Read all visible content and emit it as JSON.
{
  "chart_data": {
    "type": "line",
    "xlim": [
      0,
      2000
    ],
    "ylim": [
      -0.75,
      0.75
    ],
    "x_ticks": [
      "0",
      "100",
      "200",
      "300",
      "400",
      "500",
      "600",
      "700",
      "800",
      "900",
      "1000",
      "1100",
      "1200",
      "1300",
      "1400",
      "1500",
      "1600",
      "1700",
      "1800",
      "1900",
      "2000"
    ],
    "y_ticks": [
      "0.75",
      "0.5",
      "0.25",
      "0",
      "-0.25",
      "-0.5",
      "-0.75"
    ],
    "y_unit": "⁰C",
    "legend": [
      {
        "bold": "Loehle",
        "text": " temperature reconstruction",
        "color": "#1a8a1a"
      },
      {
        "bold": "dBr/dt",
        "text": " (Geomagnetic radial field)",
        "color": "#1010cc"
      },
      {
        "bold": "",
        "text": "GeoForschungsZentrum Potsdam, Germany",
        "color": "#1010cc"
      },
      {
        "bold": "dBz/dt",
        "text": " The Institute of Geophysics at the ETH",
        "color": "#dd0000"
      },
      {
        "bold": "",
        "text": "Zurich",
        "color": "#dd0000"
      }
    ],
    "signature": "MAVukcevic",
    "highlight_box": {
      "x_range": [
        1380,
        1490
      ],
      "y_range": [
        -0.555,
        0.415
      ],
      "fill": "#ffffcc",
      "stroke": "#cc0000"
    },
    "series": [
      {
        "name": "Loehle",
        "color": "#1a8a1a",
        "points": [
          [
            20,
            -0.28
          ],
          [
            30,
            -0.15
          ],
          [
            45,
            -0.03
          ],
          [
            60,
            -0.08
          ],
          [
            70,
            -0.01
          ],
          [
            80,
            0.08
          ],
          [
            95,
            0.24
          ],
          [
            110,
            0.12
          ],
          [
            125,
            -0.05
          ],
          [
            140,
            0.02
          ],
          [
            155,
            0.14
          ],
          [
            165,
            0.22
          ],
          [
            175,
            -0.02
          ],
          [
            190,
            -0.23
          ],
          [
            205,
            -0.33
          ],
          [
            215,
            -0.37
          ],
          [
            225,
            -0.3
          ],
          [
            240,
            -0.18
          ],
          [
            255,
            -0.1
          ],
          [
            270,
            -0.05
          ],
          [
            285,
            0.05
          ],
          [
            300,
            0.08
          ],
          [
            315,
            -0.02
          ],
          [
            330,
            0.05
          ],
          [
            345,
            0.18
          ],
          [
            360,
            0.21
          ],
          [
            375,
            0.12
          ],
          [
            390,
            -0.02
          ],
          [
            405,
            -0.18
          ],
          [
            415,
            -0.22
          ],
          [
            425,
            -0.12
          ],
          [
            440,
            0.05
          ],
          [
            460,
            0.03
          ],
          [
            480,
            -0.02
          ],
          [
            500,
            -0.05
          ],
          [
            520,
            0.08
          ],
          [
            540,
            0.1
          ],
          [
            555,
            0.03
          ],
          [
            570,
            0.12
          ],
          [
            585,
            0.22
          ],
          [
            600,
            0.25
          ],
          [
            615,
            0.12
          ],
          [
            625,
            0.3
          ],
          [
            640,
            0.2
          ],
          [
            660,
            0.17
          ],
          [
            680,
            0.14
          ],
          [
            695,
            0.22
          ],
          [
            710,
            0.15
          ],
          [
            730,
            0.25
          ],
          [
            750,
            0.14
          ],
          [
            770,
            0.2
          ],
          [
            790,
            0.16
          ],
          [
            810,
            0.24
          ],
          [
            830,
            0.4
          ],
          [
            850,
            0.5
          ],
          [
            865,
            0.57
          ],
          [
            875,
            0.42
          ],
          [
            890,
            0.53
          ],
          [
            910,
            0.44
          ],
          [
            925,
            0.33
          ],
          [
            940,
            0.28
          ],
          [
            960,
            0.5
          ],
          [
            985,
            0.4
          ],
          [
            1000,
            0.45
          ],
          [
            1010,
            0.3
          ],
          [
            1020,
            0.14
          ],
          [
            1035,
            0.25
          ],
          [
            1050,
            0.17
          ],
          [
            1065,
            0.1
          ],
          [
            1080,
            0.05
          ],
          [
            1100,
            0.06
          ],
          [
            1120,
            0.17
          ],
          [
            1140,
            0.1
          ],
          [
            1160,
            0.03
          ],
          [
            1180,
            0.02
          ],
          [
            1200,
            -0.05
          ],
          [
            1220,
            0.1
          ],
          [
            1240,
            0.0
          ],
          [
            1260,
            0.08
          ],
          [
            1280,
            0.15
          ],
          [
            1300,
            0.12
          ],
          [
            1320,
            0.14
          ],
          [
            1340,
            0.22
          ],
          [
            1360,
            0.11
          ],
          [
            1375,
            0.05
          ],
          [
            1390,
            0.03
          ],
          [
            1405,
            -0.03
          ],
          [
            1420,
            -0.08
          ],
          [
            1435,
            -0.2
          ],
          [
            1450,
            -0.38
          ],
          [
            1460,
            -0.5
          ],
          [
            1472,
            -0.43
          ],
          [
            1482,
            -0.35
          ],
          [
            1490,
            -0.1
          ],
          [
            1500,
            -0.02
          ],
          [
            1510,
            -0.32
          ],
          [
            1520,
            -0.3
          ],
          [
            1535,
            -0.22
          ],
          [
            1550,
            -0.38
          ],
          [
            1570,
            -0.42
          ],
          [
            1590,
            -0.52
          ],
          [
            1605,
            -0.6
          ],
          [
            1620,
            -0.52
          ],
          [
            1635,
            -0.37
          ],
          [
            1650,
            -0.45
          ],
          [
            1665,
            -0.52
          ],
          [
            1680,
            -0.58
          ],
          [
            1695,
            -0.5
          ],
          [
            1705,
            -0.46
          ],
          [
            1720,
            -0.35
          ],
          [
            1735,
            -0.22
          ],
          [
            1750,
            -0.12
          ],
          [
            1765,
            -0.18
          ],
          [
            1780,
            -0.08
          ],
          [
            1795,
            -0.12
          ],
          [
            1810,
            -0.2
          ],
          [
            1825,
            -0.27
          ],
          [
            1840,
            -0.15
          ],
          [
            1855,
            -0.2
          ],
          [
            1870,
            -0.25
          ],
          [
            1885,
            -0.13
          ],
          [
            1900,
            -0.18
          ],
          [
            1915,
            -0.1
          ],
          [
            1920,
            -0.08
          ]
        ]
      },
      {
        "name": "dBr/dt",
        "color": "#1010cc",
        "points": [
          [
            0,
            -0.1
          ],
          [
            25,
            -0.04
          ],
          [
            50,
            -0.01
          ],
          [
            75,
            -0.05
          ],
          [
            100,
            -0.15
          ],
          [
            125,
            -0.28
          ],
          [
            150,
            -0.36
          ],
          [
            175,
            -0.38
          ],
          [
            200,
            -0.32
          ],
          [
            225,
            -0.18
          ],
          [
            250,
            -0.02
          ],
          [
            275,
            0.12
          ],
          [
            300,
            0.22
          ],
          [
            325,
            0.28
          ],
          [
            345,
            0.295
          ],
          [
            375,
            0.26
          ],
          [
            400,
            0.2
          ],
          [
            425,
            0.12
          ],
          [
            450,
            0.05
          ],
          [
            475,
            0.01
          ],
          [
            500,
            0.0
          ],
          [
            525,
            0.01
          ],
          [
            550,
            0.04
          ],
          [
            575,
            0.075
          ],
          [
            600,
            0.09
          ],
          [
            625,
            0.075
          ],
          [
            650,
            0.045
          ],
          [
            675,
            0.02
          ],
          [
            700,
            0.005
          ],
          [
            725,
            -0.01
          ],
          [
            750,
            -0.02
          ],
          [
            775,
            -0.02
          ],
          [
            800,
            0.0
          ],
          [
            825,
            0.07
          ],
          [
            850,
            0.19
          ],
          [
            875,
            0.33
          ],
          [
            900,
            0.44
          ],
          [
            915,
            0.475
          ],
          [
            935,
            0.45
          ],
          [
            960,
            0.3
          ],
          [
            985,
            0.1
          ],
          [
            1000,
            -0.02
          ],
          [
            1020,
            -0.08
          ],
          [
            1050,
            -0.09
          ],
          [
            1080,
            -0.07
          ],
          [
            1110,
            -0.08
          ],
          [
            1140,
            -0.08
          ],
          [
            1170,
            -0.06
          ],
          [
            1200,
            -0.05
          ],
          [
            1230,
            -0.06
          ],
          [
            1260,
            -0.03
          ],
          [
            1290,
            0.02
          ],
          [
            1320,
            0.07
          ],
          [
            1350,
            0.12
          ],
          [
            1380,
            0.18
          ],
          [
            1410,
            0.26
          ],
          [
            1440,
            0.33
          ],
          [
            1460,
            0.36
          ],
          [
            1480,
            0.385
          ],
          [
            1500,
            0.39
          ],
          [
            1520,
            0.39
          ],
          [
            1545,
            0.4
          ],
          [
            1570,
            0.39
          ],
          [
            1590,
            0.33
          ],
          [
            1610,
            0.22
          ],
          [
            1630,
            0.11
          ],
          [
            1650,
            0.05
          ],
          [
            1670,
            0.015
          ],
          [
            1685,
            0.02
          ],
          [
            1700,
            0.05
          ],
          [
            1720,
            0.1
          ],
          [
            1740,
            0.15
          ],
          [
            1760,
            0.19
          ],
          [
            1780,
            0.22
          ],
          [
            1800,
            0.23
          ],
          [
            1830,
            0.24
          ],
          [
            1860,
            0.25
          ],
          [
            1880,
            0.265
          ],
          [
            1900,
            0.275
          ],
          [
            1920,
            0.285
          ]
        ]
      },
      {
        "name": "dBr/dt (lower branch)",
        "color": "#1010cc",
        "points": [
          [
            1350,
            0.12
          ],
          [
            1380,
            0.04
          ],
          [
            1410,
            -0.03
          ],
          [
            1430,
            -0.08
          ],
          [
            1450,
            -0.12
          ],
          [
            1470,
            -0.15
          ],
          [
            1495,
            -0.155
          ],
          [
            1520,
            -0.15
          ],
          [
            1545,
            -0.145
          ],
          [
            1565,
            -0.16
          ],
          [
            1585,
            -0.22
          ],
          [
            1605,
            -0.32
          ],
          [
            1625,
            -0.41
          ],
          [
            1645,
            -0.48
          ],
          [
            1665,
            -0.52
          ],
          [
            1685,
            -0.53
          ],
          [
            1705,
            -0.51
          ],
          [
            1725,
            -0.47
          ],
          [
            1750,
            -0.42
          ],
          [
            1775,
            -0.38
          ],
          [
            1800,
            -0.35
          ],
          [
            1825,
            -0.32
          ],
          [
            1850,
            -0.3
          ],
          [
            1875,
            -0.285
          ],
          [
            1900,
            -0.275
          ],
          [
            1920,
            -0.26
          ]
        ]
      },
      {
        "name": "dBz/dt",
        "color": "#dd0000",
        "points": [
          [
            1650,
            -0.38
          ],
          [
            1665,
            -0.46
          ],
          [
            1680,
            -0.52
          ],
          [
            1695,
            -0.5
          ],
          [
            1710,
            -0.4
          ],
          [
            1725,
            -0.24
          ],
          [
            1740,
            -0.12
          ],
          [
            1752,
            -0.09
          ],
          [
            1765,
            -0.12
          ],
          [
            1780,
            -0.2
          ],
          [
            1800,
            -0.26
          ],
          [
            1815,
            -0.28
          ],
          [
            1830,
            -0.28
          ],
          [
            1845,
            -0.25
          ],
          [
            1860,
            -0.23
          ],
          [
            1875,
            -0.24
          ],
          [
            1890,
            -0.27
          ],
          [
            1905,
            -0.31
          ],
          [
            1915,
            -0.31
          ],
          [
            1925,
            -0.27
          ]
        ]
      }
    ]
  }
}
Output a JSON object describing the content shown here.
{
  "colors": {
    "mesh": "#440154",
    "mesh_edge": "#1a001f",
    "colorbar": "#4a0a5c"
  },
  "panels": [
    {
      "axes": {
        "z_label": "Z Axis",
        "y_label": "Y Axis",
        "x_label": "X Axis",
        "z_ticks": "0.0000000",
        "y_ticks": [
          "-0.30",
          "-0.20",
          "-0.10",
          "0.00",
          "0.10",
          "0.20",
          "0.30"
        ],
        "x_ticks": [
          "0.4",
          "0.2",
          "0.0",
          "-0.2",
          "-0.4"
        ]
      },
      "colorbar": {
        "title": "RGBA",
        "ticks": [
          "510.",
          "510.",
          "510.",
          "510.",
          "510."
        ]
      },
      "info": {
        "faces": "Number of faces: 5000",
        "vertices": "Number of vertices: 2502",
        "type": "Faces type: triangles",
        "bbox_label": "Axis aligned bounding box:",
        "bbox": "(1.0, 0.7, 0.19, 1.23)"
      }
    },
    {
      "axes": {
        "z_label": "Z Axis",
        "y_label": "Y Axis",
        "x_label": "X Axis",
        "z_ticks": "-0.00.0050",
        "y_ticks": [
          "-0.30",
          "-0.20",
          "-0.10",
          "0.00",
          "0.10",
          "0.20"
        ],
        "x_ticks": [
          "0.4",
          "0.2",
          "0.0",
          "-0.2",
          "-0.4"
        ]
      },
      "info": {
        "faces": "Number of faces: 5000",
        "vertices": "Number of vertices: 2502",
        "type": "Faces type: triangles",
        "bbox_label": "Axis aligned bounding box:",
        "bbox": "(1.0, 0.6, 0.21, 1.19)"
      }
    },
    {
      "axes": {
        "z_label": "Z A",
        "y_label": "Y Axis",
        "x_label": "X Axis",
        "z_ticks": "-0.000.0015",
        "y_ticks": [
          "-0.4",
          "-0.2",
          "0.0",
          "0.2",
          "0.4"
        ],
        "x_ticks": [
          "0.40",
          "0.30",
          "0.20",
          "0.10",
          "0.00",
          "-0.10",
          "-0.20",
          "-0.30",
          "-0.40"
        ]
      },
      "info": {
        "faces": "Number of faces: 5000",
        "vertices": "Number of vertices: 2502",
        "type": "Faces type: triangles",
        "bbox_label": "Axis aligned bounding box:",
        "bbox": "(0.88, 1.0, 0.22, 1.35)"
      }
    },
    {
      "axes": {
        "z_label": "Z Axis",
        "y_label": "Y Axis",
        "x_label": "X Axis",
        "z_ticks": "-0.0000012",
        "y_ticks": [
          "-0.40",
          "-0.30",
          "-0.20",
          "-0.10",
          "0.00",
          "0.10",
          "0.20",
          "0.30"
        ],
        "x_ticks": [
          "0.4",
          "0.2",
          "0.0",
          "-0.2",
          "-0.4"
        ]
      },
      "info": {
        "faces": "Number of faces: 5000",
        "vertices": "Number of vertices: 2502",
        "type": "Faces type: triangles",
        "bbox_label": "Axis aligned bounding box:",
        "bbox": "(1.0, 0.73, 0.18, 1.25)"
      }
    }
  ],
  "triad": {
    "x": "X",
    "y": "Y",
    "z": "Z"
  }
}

◆ What is asked
Across the data above, how many lines include the word "content"? Give only the count.

◆ Exercise output
2